DO THIS: In the material below, find each line holding the string "時間帯未定" and copy it.

☆ ☆ ☆

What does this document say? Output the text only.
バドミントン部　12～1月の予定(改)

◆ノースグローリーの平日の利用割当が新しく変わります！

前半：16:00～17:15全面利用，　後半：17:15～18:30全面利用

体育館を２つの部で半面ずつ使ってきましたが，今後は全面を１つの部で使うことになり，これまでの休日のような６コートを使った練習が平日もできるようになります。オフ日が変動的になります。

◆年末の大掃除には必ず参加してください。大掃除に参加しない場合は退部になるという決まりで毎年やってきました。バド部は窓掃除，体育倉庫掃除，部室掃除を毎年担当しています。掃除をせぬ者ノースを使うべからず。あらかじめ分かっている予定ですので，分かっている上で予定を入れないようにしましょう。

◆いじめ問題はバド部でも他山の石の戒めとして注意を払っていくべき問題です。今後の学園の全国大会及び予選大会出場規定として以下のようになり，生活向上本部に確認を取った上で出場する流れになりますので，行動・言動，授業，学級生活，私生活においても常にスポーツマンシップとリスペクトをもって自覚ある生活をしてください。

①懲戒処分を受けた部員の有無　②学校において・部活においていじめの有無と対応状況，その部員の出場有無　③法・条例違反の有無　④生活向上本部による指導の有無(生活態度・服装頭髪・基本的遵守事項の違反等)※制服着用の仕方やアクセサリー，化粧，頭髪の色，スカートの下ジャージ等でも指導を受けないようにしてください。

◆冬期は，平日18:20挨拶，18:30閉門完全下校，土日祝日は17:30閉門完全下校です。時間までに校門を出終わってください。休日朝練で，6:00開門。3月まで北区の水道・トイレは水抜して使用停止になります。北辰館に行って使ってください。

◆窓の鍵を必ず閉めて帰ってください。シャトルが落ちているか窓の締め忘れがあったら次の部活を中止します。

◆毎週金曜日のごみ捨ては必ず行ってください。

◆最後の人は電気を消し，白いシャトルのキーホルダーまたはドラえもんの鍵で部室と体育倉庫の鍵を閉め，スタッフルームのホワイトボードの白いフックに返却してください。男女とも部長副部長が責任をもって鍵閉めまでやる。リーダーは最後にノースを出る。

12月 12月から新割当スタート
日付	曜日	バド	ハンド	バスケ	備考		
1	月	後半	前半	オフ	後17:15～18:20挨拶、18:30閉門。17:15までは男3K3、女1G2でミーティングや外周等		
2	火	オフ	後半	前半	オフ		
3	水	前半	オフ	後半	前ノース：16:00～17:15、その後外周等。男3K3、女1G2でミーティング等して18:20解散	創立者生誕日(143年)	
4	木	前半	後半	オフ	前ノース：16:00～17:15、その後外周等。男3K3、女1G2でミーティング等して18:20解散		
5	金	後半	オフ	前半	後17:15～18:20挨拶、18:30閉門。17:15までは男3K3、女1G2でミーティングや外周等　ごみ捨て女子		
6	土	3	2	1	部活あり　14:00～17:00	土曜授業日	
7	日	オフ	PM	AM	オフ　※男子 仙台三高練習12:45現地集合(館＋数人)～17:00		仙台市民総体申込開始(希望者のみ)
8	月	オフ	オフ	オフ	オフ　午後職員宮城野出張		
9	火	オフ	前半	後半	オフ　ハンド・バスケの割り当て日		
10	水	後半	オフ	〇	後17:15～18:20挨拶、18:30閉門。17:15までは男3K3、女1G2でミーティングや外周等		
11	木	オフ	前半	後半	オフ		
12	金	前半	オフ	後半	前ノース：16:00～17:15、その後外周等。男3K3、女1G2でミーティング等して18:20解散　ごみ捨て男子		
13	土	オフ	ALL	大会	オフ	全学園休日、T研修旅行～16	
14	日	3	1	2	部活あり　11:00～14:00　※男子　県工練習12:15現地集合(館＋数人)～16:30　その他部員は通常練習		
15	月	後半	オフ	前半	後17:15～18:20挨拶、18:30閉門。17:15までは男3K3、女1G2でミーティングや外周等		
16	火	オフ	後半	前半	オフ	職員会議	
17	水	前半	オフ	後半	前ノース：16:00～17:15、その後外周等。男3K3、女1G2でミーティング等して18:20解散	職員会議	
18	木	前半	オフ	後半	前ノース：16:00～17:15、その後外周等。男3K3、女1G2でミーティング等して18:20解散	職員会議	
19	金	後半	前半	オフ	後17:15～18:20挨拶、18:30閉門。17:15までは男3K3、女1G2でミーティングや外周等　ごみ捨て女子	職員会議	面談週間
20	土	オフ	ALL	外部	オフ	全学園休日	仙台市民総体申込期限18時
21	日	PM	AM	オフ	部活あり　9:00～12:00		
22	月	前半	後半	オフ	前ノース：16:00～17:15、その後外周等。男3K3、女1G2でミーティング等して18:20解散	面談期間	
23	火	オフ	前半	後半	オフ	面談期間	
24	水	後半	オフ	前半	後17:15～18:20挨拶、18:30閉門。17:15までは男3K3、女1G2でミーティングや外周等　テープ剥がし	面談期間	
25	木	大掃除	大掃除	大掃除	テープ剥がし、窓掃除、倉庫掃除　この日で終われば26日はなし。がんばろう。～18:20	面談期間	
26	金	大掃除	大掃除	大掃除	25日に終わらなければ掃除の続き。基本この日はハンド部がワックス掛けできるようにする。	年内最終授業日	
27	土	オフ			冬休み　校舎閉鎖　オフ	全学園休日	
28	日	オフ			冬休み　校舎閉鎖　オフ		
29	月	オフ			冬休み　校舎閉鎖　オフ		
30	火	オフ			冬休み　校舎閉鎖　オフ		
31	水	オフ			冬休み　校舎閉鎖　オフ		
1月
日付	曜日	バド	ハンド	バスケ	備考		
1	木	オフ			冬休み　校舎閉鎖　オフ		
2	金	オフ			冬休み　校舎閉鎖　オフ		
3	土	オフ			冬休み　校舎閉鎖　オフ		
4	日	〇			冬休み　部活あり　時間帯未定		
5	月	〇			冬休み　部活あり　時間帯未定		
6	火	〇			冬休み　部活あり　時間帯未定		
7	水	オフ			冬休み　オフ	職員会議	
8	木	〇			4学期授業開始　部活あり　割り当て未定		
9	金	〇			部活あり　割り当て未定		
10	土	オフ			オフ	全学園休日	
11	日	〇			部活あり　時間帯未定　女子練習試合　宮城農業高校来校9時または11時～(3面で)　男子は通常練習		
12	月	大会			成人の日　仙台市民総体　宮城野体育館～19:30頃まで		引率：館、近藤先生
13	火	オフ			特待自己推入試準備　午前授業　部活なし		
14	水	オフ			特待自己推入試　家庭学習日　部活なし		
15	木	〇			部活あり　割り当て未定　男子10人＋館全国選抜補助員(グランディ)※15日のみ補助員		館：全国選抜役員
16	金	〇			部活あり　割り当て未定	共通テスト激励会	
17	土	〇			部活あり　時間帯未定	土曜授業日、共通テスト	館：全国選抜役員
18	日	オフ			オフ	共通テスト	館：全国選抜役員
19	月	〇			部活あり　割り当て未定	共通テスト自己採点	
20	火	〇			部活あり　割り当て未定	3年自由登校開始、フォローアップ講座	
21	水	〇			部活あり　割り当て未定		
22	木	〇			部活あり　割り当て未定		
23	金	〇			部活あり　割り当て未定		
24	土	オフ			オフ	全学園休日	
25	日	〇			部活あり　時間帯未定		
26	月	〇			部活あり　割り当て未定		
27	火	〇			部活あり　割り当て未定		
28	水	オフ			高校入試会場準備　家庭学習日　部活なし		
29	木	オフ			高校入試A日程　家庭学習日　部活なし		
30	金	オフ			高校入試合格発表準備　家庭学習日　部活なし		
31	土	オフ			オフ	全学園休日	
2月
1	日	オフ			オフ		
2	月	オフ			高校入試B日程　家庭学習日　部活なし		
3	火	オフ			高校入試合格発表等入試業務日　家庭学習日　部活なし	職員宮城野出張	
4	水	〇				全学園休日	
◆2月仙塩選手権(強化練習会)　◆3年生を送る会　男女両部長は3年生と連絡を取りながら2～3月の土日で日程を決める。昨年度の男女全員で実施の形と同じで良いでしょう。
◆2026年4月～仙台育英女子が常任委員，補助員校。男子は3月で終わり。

☆ ☆ ☆

IN RESPONSE:
4	日	〇			冬休み　部活あり　時間帯未定		
5	月	〇			冬休み　部活あり　時間帯未定		
6	火	〇			冬休み　部活あり　時間帯未定		
11	日	〇			部活あり　時間帯未定　女子練習試合　宮城農業高校来校9時または11時～(3面で)　男子は通常練習		
17	土	〇			部活あり　時間帯未定	土曜授業日、共通テスト	館：全国選抜役員
25	日	〇			部活あり　時間帯未定		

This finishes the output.